**Your goal**
In the data below, find every line with the string "reports" and pull it out.

**Data entries**
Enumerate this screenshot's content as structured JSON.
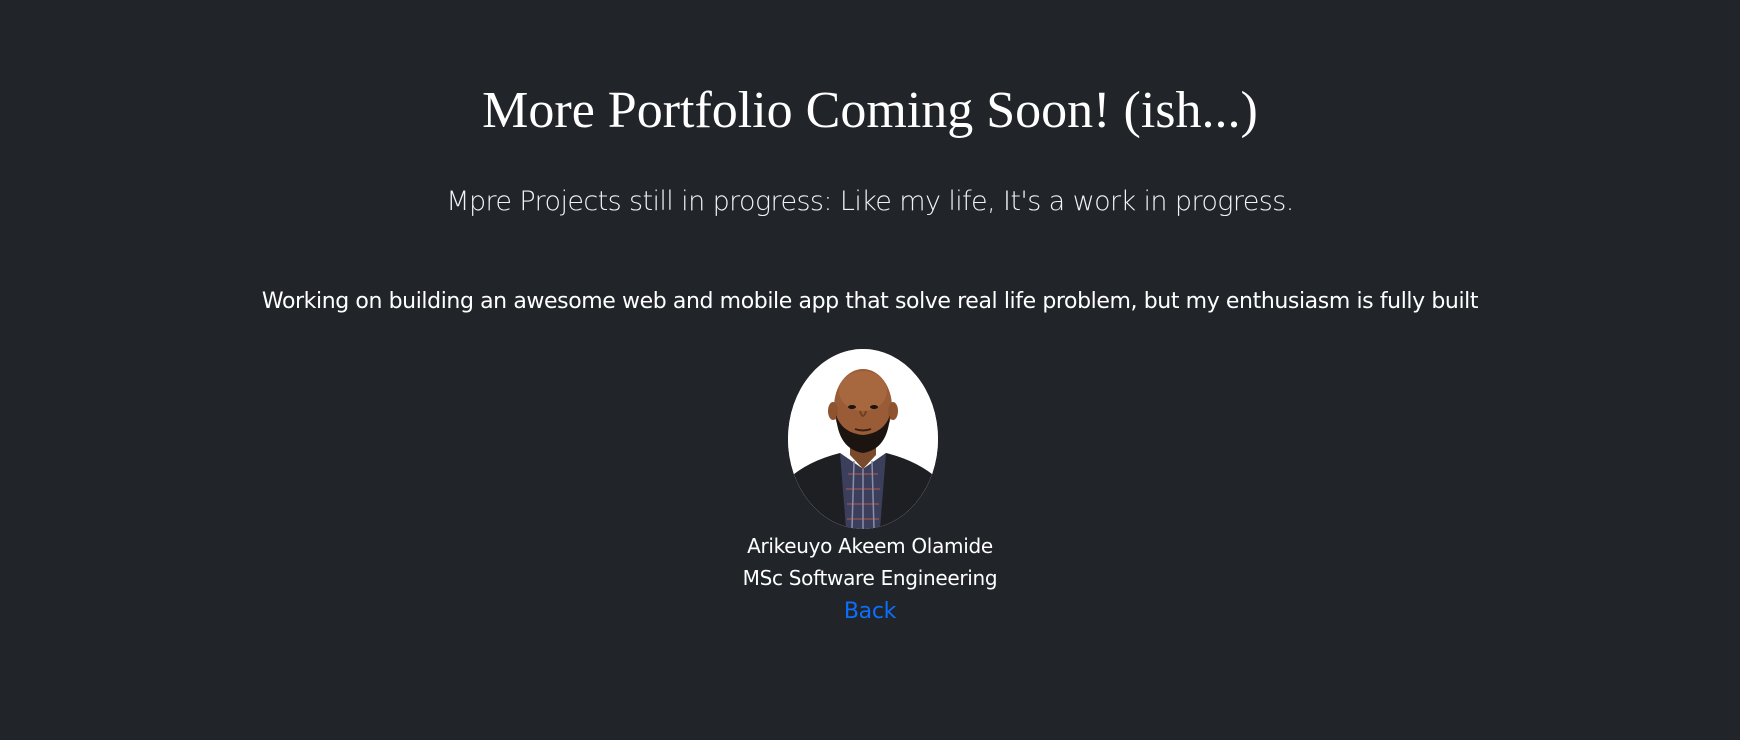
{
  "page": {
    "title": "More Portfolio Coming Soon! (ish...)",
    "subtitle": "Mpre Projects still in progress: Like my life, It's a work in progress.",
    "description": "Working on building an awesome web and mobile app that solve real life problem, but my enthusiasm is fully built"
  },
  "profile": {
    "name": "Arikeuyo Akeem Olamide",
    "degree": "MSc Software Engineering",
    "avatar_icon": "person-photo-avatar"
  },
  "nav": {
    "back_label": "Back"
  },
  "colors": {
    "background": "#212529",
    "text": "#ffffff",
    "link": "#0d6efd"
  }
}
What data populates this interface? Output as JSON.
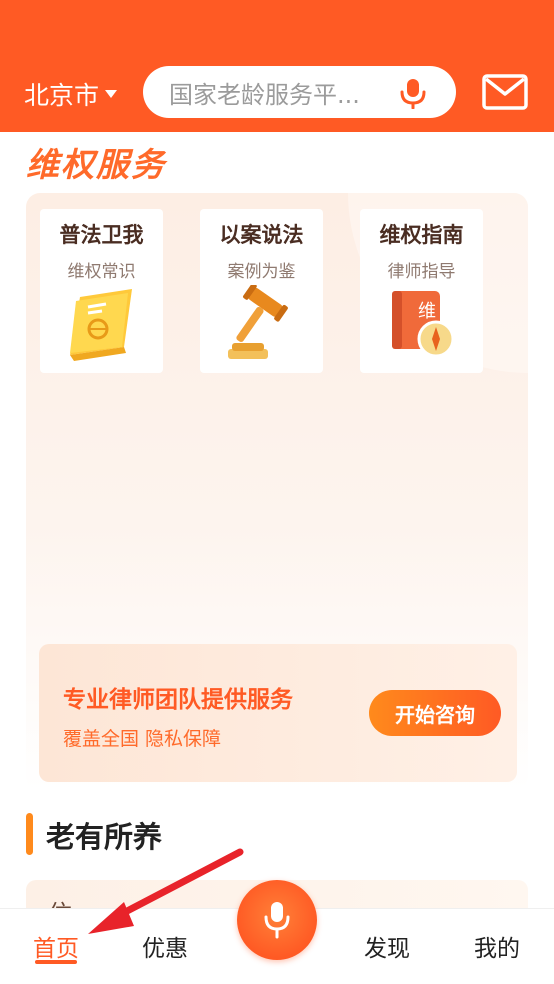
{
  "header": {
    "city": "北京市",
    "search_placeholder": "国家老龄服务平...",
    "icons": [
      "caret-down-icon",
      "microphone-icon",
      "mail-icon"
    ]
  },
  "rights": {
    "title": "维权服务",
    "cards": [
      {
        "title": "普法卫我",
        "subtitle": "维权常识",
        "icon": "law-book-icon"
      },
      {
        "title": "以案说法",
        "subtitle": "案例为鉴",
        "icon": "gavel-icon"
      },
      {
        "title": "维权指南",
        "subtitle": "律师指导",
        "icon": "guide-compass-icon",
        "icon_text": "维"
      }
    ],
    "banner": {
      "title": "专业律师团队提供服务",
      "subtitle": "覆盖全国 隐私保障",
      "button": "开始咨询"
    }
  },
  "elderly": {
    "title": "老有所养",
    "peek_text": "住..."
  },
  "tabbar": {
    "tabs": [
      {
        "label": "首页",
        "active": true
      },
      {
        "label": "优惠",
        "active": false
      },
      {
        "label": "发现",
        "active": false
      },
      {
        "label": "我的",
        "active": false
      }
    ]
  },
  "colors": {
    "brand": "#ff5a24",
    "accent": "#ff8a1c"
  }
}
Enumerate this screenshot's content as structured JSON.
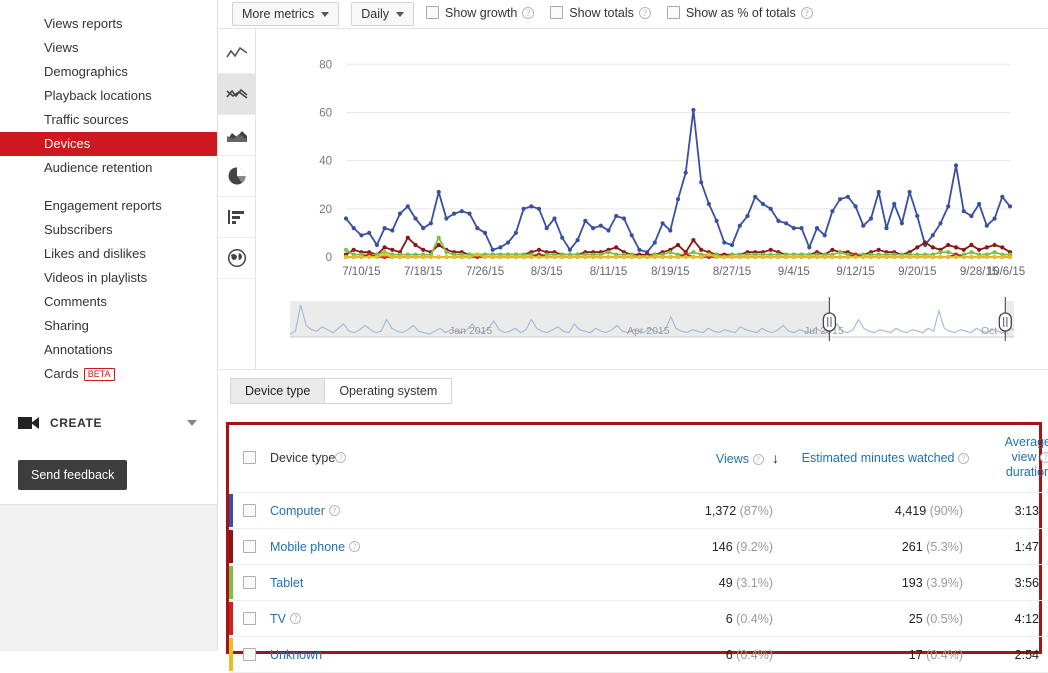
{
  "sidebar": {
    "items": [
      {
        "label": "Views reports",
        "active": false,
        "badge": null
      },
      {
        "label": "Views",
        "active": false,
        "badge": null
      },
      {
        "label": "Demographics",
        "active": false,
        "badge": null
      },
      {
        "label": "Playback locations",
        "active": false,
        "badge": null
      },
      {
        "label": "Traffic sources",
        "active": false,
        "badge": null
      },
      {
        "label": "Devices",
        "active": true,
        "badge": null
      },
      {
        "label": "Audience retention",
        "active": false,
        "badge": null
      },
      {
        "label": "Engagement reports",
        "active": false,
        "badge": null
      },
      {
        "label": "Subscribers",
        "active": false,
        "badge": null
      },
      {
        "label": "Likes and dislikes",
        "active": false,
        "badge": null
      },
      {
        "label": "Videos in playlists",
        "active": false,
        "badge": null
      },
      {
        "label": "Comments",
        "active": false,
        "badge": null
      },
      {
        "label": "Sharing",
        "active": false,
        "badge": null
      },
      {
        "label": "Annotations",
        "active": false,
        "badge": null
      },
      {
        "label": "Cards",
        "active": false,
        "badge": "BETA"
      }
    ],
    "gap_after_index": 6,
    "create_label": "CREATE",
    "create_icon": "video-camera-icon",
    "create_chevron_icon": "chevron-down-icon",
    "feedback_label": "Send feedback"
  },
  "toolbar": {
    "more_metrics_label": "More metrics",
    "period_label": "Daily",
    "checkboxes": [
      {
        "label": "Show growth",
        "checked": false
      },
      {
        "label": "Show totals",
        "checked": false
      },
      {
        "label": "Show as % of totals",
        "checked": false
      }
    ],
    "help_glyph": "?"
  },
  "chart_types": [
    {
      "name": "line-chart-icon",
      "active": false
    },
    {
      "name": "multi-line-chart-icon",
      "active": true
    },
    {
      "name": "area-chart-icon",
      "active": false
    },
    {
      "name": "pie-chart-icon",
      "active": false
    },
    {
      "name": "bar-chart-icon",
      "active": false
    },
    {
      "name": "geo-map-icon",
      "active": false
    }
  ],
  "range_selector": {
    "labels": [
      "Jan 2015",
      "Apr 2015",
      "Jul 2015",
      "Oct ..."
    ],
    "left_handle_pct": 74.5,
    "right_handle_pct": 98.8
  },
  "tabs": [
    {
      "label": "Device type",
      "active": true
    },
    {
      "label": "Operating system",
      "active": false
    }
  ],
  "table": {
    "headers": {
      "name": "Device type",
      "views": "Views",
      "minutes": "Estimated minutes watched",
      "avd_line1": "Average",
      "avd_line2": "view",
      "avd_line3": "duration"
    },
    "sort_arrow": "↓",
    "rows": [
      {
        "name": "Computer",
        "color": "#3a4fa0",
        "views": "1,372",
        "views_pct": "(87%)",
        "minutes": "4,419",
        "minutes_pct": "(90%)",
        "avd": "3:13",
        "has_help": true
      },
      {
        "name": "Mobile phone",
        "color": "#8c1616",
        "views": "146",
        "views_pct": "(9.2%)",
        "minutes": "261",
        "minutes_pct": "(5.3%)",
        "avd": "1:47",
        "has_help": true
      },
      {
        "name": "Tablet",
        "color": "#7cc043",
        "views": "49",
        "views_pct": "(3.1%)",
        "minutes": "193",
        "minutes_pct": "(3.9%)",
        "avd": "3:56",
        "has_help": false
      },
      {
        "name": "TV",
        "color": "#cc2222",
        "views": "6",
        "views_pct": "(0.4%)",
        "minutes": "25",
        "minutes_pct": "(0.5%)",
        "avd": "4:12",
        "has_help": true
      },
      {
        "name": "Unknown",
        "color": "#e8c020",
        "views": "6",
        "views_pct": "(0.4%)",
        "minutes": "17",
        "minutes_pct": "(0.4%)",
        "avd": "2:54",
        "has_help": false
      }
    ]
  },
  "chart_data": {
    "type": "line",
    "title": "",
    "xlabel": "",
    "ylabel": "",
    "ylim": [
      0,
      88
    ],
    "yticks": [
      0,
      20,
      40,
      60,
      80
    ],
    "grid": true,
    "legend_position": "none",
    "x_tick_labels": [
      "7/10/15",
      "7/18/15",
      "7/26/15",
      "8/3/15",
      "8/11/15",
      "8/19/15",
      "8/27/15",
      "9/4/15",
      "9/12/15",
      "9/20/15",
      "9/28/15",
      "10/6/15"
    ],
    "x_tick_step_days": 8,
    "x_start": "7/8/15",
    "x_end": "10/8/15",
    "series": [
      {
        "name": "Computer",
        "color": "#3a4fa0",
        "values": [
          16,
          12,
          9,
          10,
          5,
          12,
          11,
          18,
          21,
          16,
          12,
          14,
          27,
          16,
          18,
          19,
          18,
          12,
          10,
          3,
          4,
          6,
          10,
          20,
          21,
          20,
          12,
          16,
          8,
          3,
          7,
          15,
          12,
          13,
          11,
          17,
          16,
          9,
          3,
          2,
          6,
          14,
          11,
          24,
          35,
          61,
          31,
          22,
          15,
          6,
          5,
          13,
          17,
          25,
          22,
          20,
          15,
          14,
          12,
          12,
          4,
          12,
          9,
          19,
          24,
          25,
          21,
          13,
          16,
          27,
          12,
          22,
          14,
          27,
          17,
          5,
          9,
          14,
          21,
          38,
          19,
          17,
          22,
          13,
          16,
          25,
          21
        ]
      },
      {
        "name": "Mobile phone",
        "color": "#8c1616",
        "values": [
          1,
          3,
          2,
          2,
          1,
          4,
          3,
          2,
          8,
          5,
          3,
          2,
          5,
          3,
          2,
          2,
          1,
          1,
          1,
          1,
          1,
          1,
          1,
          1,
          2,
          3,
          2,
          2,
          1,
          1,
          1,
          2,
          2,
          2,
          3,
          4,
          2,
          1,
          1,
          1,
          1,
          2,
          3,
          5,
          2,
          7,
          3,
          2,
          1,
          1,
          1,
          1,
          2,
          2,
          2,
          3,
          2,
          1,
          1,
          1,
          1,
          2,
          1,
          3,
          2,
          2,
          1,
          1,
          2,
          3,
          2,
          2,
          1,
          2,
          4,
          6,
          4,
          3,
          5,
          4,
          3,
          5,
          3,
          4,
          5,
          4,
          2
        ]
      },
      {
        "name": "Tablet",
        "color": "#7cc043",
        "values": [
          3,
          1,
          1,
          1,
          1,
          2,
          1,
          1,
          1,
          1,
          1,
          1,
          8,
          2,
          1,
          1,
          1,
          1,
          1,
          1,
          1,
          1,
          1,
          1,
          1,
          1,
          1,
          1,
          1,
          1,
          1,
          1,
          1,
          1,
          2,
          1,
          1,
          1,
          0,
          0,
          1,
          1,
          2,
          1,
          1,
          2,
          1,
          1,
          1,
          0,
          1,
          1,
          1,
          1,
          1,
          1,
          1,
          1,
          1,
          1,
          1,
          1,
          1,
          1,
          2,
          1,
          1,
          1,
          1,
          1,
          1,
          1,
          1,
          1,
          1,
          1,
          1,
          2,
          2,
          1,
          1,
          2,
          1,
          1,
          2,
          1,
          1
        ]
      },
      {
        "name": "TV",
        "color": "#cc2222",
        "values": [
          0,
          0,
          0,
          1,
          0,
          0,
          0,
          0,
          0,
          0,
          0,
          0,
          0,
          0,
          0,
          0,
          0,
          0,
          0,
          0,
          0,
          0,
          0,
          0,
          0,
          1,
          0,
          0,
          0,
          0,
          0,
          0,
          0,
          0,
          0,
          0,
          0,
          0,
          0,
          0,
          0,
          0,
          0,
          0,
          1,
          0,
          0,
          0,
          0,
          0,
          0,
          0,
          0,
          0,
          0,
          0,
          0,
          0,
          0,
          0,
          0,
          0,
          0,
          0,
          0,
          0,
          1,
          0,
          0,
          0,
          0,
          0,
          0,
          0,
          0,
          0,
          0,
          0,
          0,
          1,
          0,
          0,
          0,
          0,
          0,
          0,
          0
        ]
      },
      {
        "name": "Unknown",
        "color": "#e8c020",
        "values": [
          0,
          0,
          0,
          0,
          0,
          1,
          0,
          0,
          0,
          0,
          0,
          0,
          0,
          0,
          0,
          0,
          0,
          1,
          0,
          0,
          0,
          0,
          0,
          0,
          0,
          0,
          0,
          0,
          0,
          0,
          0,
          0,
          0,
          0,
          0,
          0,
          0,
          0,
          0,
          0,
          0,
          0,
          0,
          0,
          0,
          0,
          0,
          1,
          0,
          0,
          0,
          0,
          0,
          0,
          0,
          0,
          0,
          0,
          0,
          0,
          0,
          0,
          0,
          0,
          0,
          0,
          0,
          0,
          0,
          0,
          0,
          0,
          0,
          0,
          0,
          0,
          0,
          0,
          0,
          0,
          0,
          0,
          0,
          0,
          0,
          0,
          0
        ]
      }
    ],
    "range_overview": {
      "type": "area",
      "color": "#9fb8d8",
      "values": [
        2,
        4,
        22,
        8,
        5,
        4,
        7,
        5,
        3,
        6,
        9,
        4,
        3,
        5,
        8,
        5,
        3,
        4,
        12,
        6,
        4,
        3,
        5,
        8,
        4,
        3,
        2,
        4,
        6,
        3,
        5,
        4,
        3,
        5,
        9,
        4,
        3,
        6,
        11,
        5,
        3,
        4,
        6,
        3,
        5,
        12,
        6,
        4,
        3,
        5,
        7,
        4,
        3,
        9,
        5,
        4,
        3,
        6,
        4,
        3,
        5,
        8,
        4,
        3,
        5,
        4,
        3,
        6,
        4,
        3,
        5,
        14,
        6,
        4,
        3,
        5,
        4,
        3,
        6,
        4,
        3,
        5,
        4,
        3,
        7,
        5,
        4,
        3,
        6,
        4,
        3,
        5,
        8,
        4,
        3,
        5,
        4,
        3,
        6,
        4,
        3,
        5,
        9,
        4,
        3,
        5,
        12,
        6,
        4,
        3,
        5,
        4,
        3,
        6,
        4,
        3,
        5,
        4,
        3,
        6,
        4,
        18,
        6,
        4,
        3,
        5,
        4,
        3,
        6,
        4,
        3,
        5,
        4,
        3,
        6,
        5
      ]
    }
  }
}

**Finished task**
        "label": "Views reports",
        "label": "Engagement reports",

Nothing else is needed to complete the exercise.